(Beginning of DATA RECORDS)

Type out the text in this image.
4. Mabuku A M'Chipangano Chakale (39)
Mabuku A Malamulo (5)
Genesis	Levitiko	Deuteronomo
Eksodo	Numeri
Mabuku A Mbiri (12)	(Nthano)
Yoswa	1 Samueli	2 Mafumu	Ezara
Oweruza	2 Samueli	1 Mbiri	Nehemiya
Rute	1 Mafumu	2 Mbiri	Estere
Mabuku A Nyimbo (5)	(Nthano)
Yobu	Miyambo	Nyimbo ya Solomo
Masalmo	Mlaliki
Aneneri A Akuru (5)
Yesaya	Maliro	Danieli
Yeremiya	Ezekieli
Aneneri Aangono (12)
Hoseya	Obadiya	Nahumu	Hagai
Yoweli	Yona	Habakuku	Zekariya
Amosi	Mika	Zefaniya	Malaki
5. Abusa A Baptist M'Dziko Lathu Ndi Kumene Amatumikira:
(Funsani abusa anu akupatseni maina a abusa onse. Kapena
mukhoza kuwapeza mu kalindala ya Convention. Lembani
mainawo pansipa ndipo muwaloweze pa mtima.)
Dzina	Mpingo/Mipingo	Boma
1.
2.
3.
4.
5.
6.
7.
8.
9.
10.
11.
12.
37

(End of DATA RECORDS)

[TASK ITEM] Show all lines from the records above where the word "Nyimbo" occurs.

[RESPONSE]
Mabuku A Nyimbo (5)	(Nthano)
Yobu	Miyambo	Nyimbo ya Solomo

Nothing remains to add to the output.